──────── Provided data

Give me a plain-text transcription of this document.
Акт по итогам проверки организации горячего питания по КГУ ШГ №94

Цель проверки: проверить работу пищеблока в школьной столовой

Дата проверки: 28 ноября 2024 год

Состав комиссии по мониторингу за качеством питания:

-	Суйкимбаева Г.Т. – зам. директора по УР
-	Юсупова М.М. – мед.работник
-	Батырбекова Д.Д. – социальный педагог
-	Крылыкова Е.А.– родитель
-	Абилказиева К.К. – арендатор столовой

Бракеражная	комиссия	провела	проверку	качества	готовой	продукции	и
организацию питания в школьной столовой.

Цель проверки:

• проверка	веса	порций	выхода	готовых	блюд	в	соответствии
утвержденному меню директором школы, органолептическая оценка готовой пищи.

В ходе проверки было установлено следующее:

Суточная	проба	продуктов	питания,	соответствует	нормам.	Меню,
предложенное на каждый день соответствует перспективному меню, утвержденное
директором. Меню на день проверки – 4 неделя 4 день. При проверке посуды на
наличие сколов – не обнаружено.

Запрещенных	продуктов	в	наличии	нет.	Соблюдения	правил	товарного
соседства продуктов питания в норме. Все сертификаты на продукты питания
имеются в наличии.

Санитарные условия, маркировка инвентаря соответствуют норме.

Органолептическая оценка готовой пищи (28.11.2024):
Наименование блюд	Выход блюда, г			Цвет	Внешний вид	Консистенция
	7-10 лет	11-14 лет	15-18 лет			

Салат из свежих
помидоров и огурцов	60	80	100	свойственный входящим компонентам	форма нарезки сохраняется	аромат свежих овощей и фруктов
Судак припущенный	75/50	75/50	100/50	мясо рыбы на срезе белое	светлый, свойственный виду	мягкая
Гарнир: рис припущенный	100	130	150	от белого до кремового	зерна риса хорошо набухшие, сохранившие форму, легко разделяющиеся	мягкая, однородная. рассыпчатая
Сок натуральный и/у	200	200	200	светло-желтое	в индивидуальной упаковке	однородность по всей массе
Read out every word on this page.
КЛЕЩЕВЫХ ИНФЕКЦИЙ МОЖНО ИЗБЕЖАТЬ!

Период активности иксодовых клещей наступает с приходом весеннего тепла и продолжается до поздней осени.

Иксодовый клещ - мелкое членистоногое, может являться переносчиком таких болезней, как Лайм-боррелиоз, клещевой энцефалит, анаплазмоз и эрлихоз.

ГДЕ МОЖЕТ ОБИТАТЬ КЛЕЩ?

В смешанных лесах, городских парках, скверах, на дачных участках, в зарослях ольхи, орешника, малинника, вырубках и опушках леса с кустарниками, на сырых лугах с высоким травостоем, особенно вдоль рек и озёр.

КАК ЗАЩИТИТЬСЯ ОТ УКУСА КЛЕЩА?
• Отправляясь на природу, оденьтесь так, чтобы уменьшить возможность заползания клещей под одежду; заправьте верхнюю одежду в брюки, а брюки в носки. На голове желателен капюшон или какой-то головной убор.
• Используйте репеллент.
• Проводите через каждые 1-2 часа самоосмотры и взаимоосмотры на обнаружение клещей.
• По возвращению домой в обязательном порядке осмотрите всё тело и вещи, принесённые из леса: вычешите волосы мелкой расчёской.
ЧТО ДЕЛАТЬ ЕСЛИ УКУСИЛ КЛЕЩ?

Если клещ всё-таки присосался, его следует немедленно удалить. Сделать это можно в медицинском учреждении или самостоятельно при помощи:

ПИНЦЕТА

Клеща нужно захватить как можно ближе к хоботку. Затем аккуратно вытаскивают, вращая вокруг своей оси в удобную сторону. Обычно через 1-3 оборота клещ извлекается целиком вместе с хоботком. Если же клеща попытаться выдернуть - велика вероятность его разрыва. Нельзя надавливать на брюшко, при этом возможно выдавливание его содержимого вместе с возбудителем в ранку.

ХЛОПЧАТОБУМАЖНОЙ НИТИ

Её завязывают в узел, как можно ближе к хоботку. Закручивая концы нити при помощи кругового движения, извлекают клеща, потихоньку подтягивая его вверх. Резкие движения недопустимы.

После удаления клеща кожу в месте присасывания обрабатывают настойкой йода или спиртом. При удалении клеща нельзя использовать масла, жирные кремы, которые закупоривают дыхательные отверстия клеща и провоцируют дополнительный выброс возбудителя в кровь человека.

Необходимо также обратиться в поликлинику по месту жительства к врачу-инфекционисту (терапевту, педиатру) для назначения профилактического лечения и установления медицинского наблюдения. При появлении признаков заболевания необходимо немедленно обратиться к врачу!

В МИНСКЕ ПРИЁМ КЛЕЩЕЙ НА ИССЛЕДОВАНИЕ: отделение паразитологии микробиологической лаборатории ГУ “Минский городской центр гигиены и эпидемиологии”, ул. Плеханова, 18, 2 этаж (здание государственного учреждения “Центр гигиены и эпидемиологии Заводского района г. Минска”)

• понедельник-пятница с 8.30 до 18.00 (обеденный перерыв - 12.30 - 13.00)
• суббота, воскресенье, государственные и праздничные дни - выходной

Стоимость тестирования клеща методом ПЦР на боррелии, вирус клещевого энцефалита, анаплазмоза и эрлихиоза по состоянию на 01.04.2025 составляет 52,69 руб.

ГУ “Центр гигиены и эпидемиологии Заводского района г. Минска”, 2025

────────────────

Type out the whole listing above again, exactly as it stands.

Give me a plain-text transcription of this document.
Акт по итогам проверки организации горячего питания по КГУ ШГ №94

Цель проверки: проверить работу пищеблока в школьной столовой

Дата проверки: 28 ноября 2024 год

Состав комиссии по мониторингу за качеством питания:

-	Суйкимбаева Г.Т. – зам. директора по УР
-	Юсупова М.М. – мед.работник
-	Батырбекова Д.Д. – социальный педагог
-	Крылыкова Е.А.– родитель
-	Абилказиева К.К. – арендатор столовой

Бракеражная	комиссия	провела	проверку	качества	готовой	продукции	и
организацию питания в школьной столовой.

Цель проверки:

• проверка	веса	порций	выхода	готовых	блюд	в	соответствии
утвержденному меню директором школы, органолептическая оценка готовой пищи.

В ходе проверки было установлено следующее:

Суточная	проба	продуктов	питания,	соответствует	нормам.	Меню,
предложенное на каждый день соответствует перспективному меню, утвержденное
директором. Меню на день проверки – 4 неделя 4 день. При проверке посуды на
наличие сколов – не обнаружено.

Запрещенных	продуктов	в	наличии	нет.	Соблюдения	правил	товарного
соседства продуктов питания в норме. Все сертификаты на продукты питания
имеются в наличии.

Санитарные условия, маркировка инвентаря соответствуют норме.

Органолептическая оценка готовой пищи (28.11.2024):
Наименование блюд	Выход блюда, г			Цвет	Внешний вид	Консистенция
	7-10 лет	11-14 лет	15-18 лет			

Салат из свежих
помидоров и огурцов	60	80	100	свойственный входящим компонентам	форма нарезки сохраняется	аромат свежих овощей и фруктов
Судак припущенный	75/50	75/50	100/50	мясо рыбы на срезе белое	светлый, свойственный виду	мягкая
Гарнир: рис припущенный	100	130	150	от белого до кремового	зерна риса хорошо набухшие, сохранившие форму, легко разделяющиеся	мягкая, однородная. рассыпчатая
Сок натуральный и/у	200	200	200	светло-желтое	в индивидуальной упаковке	однородность по всей массе
Read out every word on this page.
КЛЕЩЕВЫХ ИНФЕКЦИЙ МОЖНО ИЗБЕЖАТЬ!

Период активности иксодовых клещей наступает с приходом весеннего тепла и продолжается до поздней осени.

Иксодовый клещ - мелкое членистоногое, может являться переносчиком таких болезней, как Лайм-боррелиоз, клещевой энцефалит, анаплазмоз и эрлихоз.

ГДЕ МОЖЕТ ОБИТАТЬ КЛЕЩ?

В смешанных лесах, городских парках, скверах, на дачных участках, в зарослях ольхи, орешника, малинника, вырубках и опушках леса с кустарниками, на сырых лугах с высоким травостоем, особенно вдоль рек и озёр.

КАК ЗАЩИТИТЬСЯ ОТ УКУСА КЛЕЩА?
• Отправляясь на природу, оденьтесь так, чтобы уменьшить возможность заползания клещей под одежду; заправьте верхнюю одежду в брюки, а брюки в носки. На голове желателен капюшон или какой-то головной убор.
• Используйте репеллент.
• Проводите через каждые 1-2 часа самоосмотры и взаимоосмотры на обнаружение клещей.
• По возвращению домой в обязательном порядке осмотрите всё тело и вещи, принесённые из леса: вычешите волосы мелкой расчёской.
ЧТО ДЕЛАТЬ ЕСЛИ УКУСИЛ КЛЕЩ?

Если клещ всё-таки присосался, его следует немедленно удалить. Сделать это можно в медицинском учреждении или самостоятельно при помощи:

ПИНЦЕТА

Клеща нужно захватить как можно ближе к хоботку. Затем аккуратно вытаскивают, вращая вокруг своей оси в удобную сторону. Обычно через 1-3 оборота клещ извлекается целиком вместе с хоботком. Если же клеща попытаться выдернуть - велика вероятность его разрыва. Нельзя надавливать на брюшко, при этом возможно выдавливание его содержимого вместе с возбудителем в ранку.

ХЛОПЧАТОБУМАЖНОЙ НИТИ

Её завязывают в узел, как можно ближе к хоботку. Закручивая концы нити при помощи кругового движения, извлекают клеща, потихоньку подтягивая его вверх. Резкие движения недопустимы.

После удаления клеща кожу в месте присасывания обрабатывают настойкой йода или спиртом. При удалении клеща нельзя использовать масла, жирные кремы, которые закупоривают дыхательные отверстия клеща и провоцируют дополнительный выброс возбудителя в кровь человека.

Необходимо также обратиться в поликлинику по месту жительства к врачу-инфекционисту (терапевту, педиатру) для назначения профилактического лечения и установления медицинского наблюдения. При появлении признаков заболевания необходимо немедленно обратиться к врачу!

В МИНСКЕ ПРИЁМ КЛЕЩЕЙ НА ИССЛЕДОВАНИЕ: отделение паразитологии микробиологической лаборатории ГУ “Минский городской центр гигиены и эпидемиологии”, ул. Плеханова, 18, 2 этаж (здание государственного учреждения “Центр гигиены и эпидемиологии Заводского района г. Минска”)

• понедельник-пятница с 8.30 до 18.00 (обеденный перерыв - 12.30 - 13.00)
• суббота, воскресенье, государственные и праздничные дни - выходной

Стоимость тестирования клеща методом ПЦР на боррелии, вирус клещевого энцефалита, анаплазмоза и эрлихиоза по состоянию на 01.04.2025 составляет 52,69 руб.

ГУ “Центр гигиены и эпидемиологии Заводского района г. Минска”, 2025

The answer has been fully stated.